* [Text under study]:
-- Opening Marker --

Contrary to the above reports, Chin et al. [32] performed a prospective study over a 2-year period on 35 adult CF patients. P. aeruginosa sputum density was analysed during stable, exacerbation and post-exacerbation assessments. PCR was used to detect respiratory viruses during exacerbations. The sputum density of P. aeruginosa in patients with or without a viral infection was compared using quantitative culture or by PCR. Twenty-two patients experienced 30 exacerbations during the study period; 50% were associated with a viral infection. There was no change in sputum density of P. aeruginosa from the stable to exacerbation state. Virus-associated exacerbations did not result in significant increases in P. aeruginosa sputum density compared to non-viral exacerbations.

Contrary to the above findings, Asner et al. [44] found the mean total bacterial density in sputum samples in virus-positive patients being two logs lower than that found in virus-negative patients (p=0.299). However, this could be explained by the fact that the median age of the virus-positive group was significantly lower than the virus-negative group. Virus-positive and virus-negative patients had similar IL-8, neutrophil percentage and neutrophil elastase levels.

Similarly, Kieninger et al. [80] performed a comprehensive investigation of the inflammatory response of CF airway epithelial cells on virus infection. Strong cytokine production was found in all cells studied, with the magnitude and type of inflammation differing depending on cell type and virus used. There was no exaggerated inflammatory response in CF, either during cytokine production or at the transcriptional level. Instead, there was a trend towards lower cytokine production in CF airway epithelial cells after virus infection, which was associated with increased cell death. The lower inflammatory response in CF can also be explained by additional pathophysiological mechanisms, such as interactions between anti-viral and pro-inflammatory pathways, which are likely to be involved [81]. It could also be speculated that because of chronic activation of pro-inflammatory pathways, CF airway epithelial cells are not able to respond sufficiently to further stimuli, such as virus infections. This might, in turn, lead to a lack of recruitment of effector immune cells resulting in longer duration and more severe respiratory symptoms.

TLRs are key mediators of type I interferon (IFN) during viral infections by recognizing various viral components. TLR7 and TLR9 have become apparent as universally important in inducing type I IFN during infection with most viruses, particularly by plasmacytoid dendritic cells [82]. New intracellular viral pattern recognition receptors leading to type I IFN production have been identified. CFTR mutations have been shown to affect the epithelial induction of type I IFN expression by airway cells in response to P. aeruginosa infection [83]. This is achieved by abolishing this signalling pathway, an important component of the innate immune system that protects mucosal surfaces. Based on available evidence, chronic colonisation of P. aeruginosa in CF airways can be hypothesised to increase the predisposition of viral infections; however, more in-depth studies are required to elucidate this hypothesis.

Taken together, these findings suggest conflicting data regarding the inflammatory response of the CF airway epithelium on virus infection and to some extent the symbiotic relationship between viruses and bacteria. Nonetheless, respiratory viruses may lead to epithelial disruption, increase neutrophil influx, inhibition of macrophage phagocytosis, destruction of mucociliary escalator, down-regulation of cilia beat, liberation of pro-inflammatory planktonic P. aeruginosa from biofilm and increased neutrophil-induced peroxide release, indirectly facilitating bacterial infection of the airway.

-- Closing Marker --

* [Entries provided]:
-- Opening Marker --

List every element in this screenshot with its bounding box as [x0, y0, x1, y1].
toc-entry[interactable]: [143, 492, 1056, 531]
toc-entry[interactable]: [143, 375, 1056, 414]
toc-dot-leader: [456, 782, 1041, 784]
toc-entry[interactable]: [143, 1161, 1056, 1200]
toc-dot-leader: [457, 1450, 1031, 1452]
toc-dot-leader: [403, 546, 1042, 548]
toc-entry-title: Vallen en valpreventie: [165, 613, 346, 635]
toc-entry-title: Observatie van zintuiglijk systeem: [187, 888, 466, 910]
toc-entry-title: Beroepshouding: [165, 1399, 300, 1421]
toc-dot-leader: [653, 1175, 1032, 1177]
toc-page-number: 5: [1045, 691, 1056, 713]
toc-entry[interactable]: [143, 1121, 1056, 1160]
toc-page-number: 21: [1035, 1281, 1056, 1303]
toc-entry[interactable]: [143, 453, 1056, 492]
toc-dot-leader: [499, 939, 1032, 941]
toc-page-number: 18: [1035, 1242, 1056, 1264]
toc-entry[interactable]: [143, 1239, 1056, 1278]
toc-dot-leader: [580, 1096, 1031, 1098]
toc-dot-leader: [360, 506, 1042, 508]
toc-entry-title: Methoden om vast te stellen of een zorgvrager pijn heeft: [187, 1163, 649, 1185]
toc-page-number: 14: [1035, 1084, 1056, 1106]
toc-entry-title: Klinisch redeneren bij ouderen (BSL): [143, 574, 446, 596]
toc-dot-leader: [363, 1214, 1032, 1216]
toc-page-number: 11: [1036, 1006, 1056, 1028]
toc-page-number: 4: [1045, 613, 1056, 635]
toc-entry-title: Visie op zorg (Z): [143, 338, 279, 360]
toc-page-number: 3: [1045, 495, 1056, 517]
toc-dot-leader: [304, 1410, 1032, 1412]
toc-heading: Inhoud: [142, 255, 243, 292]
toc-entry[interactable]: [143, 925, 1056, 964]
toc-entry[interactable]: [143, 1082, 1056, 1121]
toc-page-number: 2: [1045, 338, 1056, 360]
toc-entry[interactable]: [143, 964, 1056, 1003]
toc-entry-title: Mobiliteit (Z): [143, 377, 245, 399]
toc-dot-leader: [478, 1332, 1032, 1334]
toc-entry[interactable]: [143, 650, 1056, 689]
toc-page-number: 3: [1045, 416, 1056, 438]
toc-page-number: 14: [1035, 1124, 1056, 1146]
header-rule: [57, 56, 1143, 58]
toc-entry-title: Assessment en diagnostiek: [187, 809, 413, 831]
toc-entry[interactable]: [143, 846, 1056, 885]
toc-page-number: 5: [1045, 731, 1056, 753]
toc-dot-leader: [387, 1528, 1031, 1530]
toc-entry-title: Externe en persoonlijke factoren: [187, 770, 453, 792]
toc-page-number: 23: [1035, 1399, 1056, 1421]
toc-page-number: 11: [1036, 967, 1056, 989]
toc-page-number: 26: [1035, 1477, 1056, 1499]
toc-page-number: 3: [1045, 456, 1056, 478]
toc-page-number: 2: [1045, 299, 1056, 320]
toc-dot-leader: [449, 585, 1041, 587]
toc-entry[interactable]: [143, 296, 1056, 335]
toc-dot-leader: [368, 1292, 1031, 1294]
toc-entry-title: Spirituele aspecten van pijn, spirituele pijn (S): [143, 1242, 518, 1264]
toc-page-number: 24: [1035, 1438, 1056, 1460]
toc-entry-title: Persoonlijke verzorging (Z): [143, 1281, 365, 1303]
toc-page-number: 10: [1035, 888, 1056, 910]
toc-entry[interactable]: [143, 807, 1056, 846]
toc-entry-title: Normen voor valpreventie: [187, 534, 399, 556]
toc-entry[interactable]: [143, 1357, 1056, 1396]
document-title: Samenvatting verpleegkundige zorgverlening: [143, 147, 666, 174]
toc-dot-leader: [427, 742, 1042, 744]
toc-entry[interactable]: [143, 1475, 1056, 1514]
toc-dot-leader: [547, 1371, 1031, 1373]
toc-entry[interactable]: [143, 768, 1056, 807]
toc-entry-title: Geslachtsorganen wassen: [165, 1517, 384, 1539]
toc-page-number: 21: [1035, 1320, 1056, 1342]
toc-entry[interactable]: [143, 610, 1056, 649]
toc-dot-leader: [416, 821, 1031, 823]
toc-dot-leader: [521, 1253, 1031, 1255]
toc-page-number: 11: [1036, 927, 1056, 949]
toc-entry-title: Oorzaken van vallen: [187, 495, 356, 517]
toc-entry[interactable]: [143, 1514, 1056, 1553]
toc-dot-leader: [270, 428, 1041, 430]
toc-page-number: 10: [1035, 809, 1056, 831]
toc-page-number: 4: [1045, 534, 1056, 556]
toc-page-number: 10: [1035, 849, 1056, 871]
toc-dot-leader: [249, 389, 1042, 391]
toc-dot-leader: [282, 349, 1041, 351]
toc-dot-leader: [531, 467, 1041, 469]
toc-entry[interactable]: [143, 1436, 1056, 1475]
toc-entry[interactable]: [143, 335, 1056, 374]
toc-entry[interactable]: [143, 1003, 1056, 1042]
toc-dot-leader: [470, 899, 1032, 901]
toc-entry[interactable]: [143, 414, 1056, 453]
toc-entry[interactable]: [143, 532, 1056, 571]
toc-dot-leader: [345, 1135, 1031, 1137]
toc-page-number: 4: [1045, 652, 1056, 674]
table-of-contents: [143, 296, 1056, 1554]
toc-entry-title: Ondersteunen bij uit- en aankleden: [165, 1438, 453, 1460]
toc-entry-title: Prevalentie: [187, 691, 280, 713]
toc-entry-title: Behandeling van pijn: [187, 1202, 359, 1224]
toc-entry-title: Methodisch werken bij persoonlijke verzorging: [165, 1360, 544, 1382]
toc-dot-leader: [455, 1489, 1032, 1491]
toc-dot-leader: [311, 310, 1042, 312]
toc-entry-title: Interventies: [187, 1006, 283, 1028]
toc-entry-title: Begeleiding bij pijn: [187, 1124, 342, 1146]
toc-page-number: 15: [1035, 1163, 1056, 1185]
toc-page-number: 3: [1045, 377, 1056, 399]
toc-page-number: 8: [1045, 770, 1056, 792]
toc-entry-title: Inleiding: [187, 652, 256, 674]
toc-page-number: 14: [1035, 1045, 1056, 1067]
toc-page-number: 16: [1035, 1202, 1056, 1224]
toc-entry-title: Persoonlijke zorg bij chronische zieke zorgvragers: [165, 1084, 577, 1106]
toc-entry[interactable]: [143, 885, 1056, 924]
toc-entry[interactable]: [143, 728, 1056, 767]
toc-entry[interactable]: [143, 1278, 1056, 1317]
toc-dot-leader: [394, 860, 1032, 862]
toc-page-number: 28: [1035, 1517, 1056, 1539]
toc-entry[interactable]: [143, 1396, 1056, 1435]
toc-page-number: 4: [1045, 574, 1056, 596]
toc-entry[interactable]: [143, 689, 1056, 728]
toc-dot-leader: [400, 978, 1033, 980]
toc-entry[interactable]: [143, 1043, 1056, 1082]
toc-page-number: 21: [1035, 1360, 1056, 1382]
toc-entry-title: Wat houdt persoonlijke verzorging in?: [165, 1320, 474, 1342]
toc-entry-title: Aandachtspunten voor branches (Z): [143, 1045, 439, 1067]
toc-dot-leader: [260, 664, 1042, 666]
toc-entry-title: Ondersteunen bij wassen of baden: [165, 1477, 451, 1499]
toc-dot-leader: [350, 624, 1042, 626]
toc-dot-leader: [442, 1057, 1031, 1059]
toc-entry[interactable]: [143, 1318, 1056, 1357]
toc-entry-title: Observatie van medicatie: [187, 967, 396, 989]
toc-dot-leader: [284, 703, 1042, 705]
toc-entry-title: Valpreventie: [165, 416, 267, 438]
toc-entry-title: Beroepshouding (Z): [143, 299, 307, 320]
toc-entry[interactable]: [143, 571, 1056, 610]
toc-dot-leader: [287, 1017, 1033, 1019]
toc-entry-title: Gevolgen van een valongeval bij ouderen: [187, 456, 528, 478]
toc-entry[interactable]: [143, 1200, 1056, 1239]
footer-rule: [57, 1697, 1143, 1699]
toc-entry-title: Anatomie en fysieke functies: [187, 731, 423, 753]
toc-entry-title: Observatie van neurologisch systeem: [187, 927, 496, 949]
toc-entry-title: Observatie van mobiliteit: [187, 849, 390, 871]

-- Closing Marker --

* [Your objective]: Pull out, word for word, the part of the cystic fibrosis passage between "Contrary to the above reports, Chin" and "to non-viral exacerbations.", inclusive. Work only from the cystic fibrosis passage and disregard the listing.

* [Exercise solution]:
Contrary to the above reports, Chin et al. [32] performed a prospective study over a 2-year period on 35 adult CF patients. P. aeruginosa sputum density was analysed during stable, exacerbation and post-exacerbation assessments. PCR was used to detect respiratory viruses during exacerbations. The sputum density of P. aeruginosa in patients with or without a viral infection was compared using quantitative culture or by PCR. Twenty-two patients experienced 30 exacerbations during the study period; 50% were associated with a viral infection. There was no change in sputum density of P. aeruginosa from the stable to exacerbation state. Virus-associated exacerbations did not result in significant increases in P. aeruginosa sputum density compared to non-viral exacerbations.